**PROBLEM STATEMENT**
Copy the listing below in full and skip every picture.

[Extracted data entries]
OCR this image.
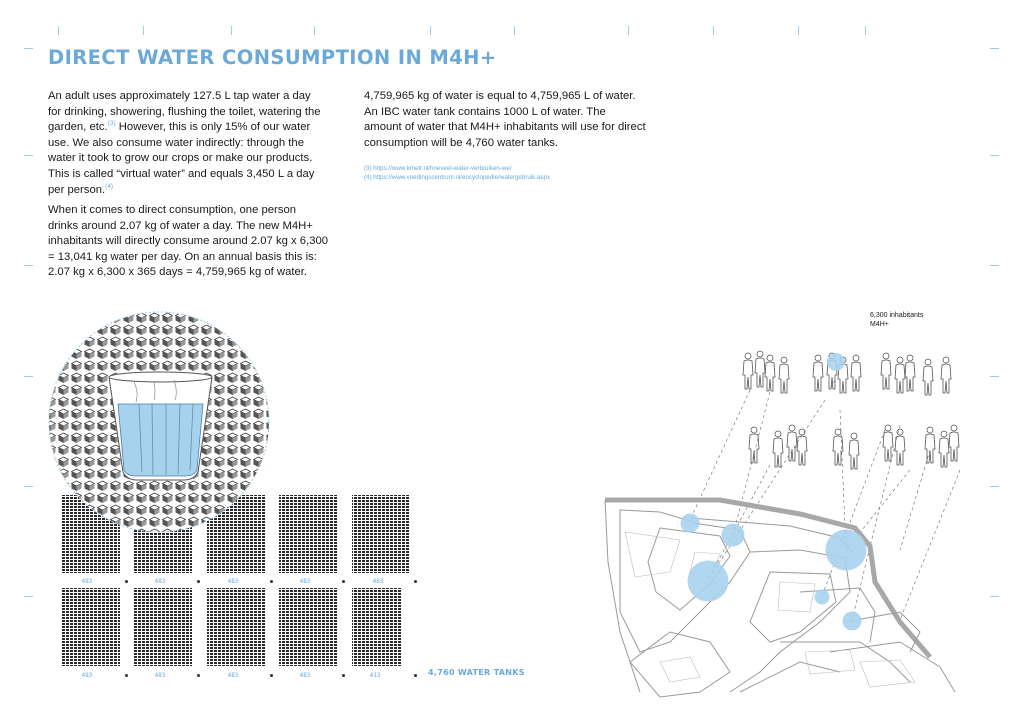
DIRECT WATER CONSUMPTION IN M4H+
An adult uses approximately 127.5 L tap water a day
for drinking, showering, flushing the toilet, watering the
garden, etc.$^{(3)}$ However, this is only 15% of our water
use. We also consume water indirectly: through the
water it took to grow our crops or make our products.
This is called “virtual water” and equals 3,450 L a day
per person.$^{(4)}$
When it comes to direct consumption, one person
drinks around 2.07 kg of water a day. The new M4H+
inhabitants will directly consume around 2.07 kg x 6,300
= 13,041 kg water per day. On an annual basis this is:
2.07 kg x 6,300 x 365 days = 4,759,965 kg of water.
4,759,965 kg of water is equal to 4,759,965 L of water.
An IBC water tank contains 1000 L of water. The
amount of water that M4H+ inhabitants will use for direct
consumption will be 4,760 water tanks.
(3) https://www.kmetr.nl/hoeveel-water-verbruiken-we/
(4) https://www.voedingscentrum.nl/encyclopedie/watergebruik.aspx
483	483	483	483	483
483	483	483	483	413	4,760 WATER TANKS
6,300 inhabitants
M4H+
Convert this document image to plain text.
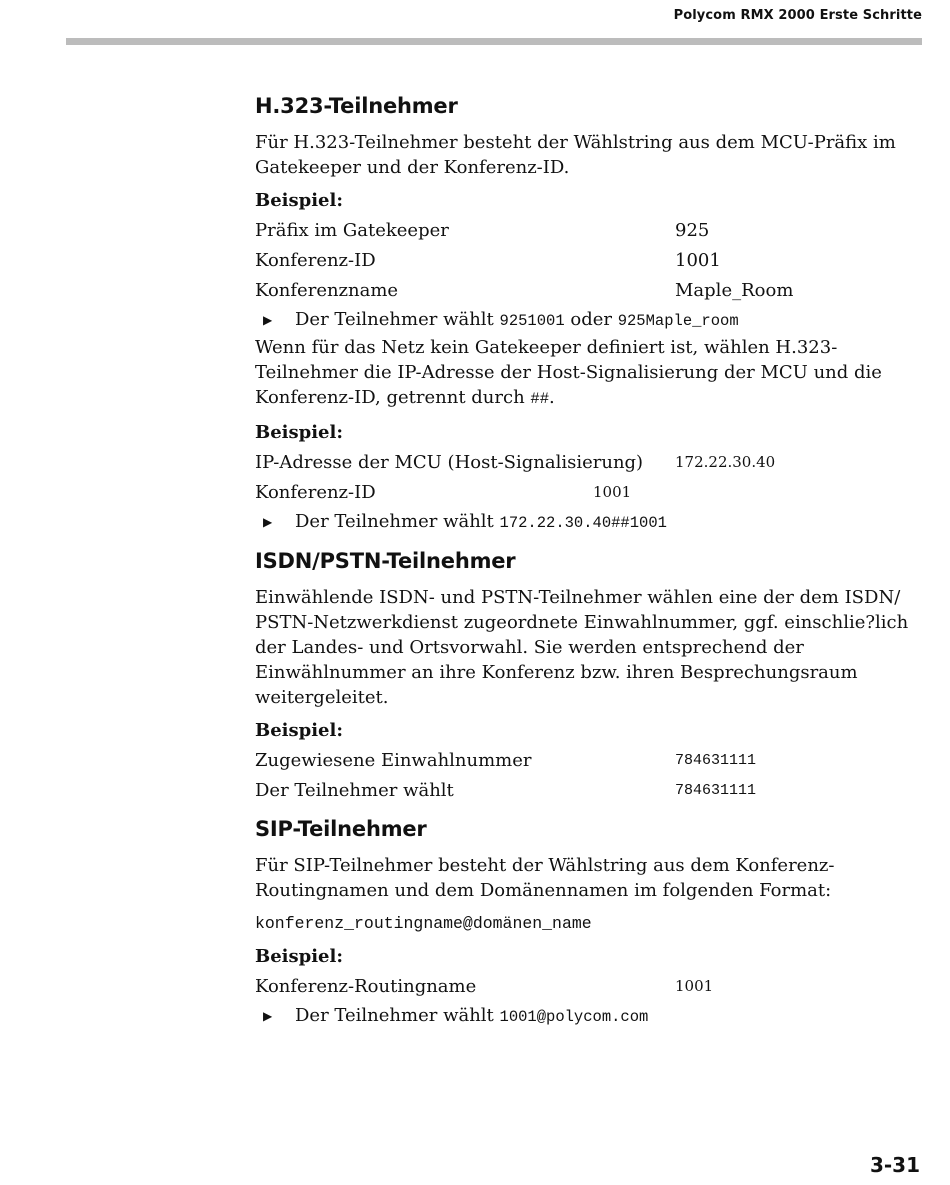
Polycom RMX 2000 Erste Schritte
H.323-Teilnehmer

Für H.323-Teilnehmer besteht der Wählstring aus dem MCU-Präfix im Gatekeeper und der Konferenz-ID.

Beispiel:
Präfix im Gatekeeper	925
Konferenz-ID	1001
Konferenzname	Maple_Room
▶	Der Teilnehmer wählt 9251001 oder 925Maple_room

Wenn für das Netz kein Gatekeeper definiert ist, wählen H.323-Teilnehmer die IP-Adresse der Host-Signalisierung der MCU und die Konferenz-ID, getrennt durch ##.

Beispiel:
IP-Adresse der MCU (Host-Signalisierung)	172.22.30.40
Konferenz-ID	1001
▶	Der Teilnehmer wählt 172.22.30.40##1001
ISDN/PSTN-Teilnehmer

Einwählende ISDN- und PSTN-Teilnehmer wählen eine der dem ISDN/ PSTN-Netzwerkdienst zugeordnete Einwahlnummer, ggf. einschlie?lich der Landes- und Ortsvorwahl. Sie werden entsprechend der Einwählnummer an ihre Konferenz bzw. ihren Besprechungsraum weitergeleitet.

Beispiel:
Zugewiesene Einwahlnummer	784631111
Der Teilnehmer wählt	784631111
SIP-Teilnehmer

Für SIP-Teilnehmer besteht der Wählstring aus dem Konferenz-Routingnamen und dem Domänennamen im folgenden Format:

konferenz_routingname@domänen_name
Beispiel:
Konferenz-Routingname	1001
▶	Der Teilnehmer wählt 1001@polycom.com
3-31
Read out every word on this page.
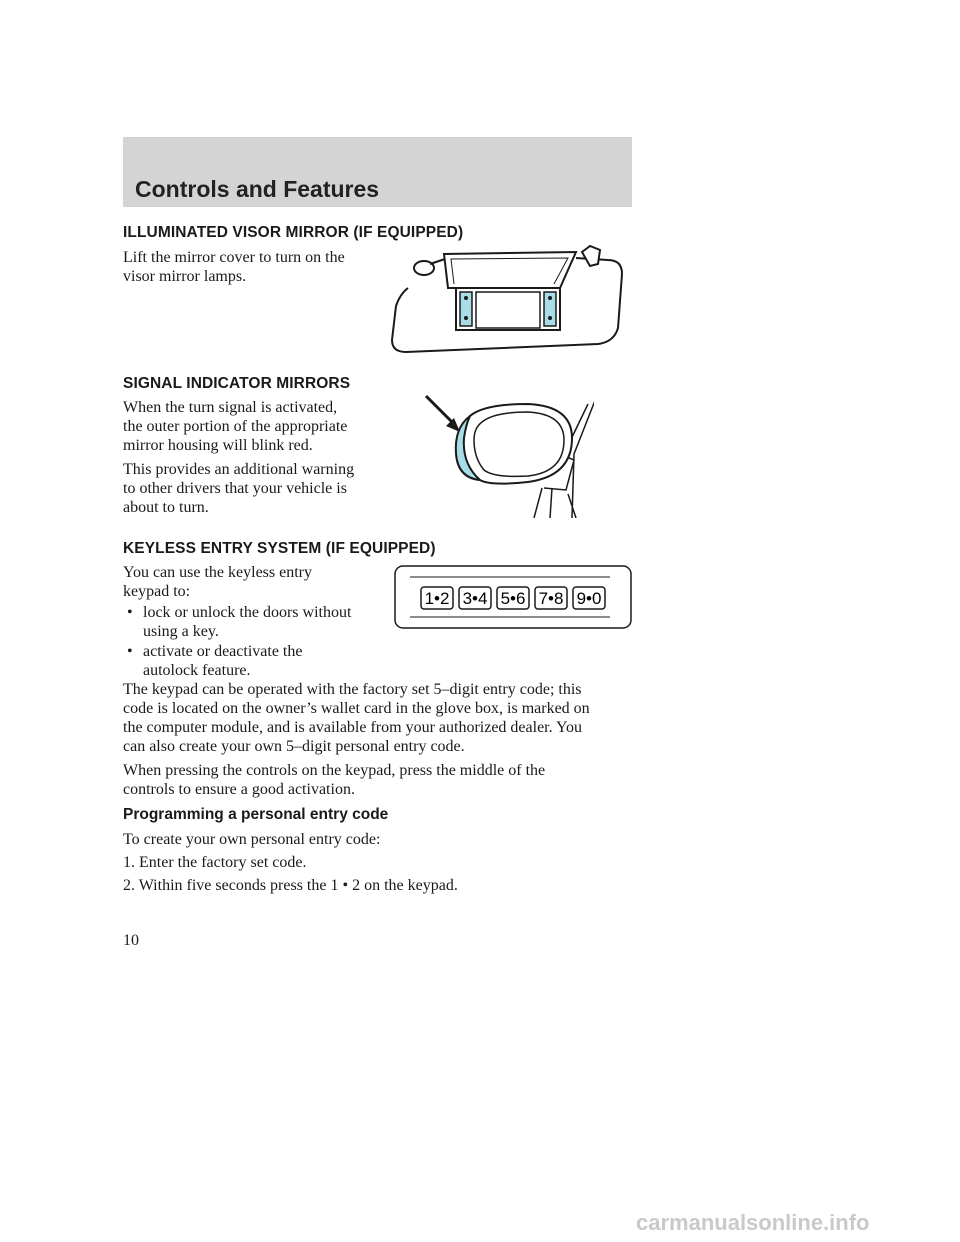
Controls and Features
ILLUMINATED VISOR MIRROR (IF EQUIPPED)
Lift the mirror cover to turn on the
visor mirror lamps.
SIGNAL INDICATOR MIRRORS
When the turn signal is activated,
the outer portion of the appropriate
mirror housing will blink red.
This provides an additional warning
to other drivers that your vehicle is
about to turn.
KEYLESS ENTRY SYSTEM (IF EQUIPPED)
You can use the keyless entry
keypad to:
• lock or unlock the doors without
using a key.
• activate or deactivate the
autolock feature.
1•2 3•4 5•6 7•8 9•0
The keypad can be operated with the factory set 5–digit entry code; this
code is located on the owner’s wallet card in the glove box, is marked on
the computer module, and is available from your authorized dealer. You
can also create your own 5–digit personal entry code.
When pressing the controls on the keypad, press the middle of the
controls to ensure a good activation.
Programming a personal entry code
To create your own personal entry code:
1. Enter the factory set code.
2. Within five seconds press the 1 • 2 on the keypad.
10
carmanualsonline.info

**WRITTEN ANSWER**
OCR this image.
DIRECT WATER CONSUMPTION IN M4H+
An adult uses approximately 127.5 L tap water a day
for drinking, showering, flushing the toilet, watering the
garden, etc.$^{(3)}$ However, this is only 15% of our water
use. We also consume water indirectly: through the
water it took to grow our crops or make our products.
This is called “virtual water” and equals 3,450 L a day
per person.$^{(4)}$
When it comes to direct consumption, one person
drinks around 2.07 kg of water a day. The new M4H+
inhabitants will directly consume around 2.07 kg x 6,300
= 13,041 kg water per day. On an annual basis this is:
2.07 kg x 6,300 x 365 days = 4,759,965 kg of water.
4,759,965 kg of water is equal to 4,759,965 L of water.
An IBC water tank contains 1000 L of water. The
amount of water that M4H+ inhabitants will use for direct
consumption will be 4,760 water tanks.
(3) https://www.kmetr.nl/hoeveel-water-verbruiken-we/
(4) https://www.voedingscentrum.nl/encyclopedie/watergebruik.aspx
483	483	483	483	483
483	483	483	483	413	4,760 WATER TANKS
6,300 inhabitants
M4H+
Convert this document image to plain text.
Polycom RMX 2000 Erste Schritte
H.323-Teilnehmer

Für H.323-Teilnehmer besteht der Wählstring aus dem MCU-Präfix im Gatekeeper und der Konferenz-ID.

Beispiel:
Präfix im Gatekeeper	925
Konferenz-ID	1001
Konferenzname	Maple_Room
▶	Der Teilnehmer wählt 9251001 oder 925Maple_room

Wenn für das Netz kein Gatekeeper definiert ist, wählen H.323-Teilnehmer die IP-Adresse der Host-Signalisierung der MCU und die Konferenz-ID, getrennt durch ##.

Beispiel:
IP-Adresse der MCU (Host-Signalisierung)	172.22.30.40
Konferenz-ID	1001
▶	Der Teilnehmer wählt 172.22.30.40##1001
ISDN/PSTN-Teilnehmer

Einwählende ISDN- und PSTN-Teilnehmer wählen eine der dem ISDN/ PSTN-Netzwerkdienst zugeordnete Einwahlnummer, ggf. einschlie?lich der Landes- und Ortsvorwahl. Sie werden entsprechend der Einwählnummer an ihre Konferenz bzw. ihren Besprechungsraum weitergeleitet.

Beispiel:
Zugewiesene Einwahlnummer	784631111
Der Teilnehmer wählt	784631111
SIP-Teilnehmer

Für SIP-Teilnehmer besteht der Wählstring aus dem Konferenz-Routingnamen und dem Domänennamen im folgenden Format:

konferenz_routingname@domänen_name
Beispiel:
Konferenz-Routingname	1001
▶	Der Teilnehmer wählt 1001@polycom.com
3-31
Read out every word on this page.
Controls and Features
ILLUMINATED VISOR MIRROR (IF EQUIPPED)
Lift the mirror cover to turn on the
visor mirror lamps.
SIGNAL INDICATOR MIRRORS
When the turn signal is activated,
the outer portion of the appropriate
mirror housing will blink red.
This provides an additional warning
to other drivers that your vehicle is
about to turn.
KEYLESS ENTRY SYSTEM (IF EQUIPPED)
You can use the keyless entry
keypad to:
• lock or unlock the doors without
using a key.
• activate or deactivate the
autolock feature.
1•2 3•4 5•6 7•8 9•0
The keypad can be operated with the factory set 5–digit entry code; this
code is located on the owner’s wallet card in the glove box, is marked on
the computer module, and is available from your authorized dealer. You
can also create your own 5–digit personal entry code.
When pressing the controls on the keypad, press the middle of the
controls to ensure a good activation.
Programming a personal entry code
To create your own personal entry code:
1. Enter the factory set code.
2. Within five seconds press the 1 • 2 on the keypad.
10
carmanualsonline.info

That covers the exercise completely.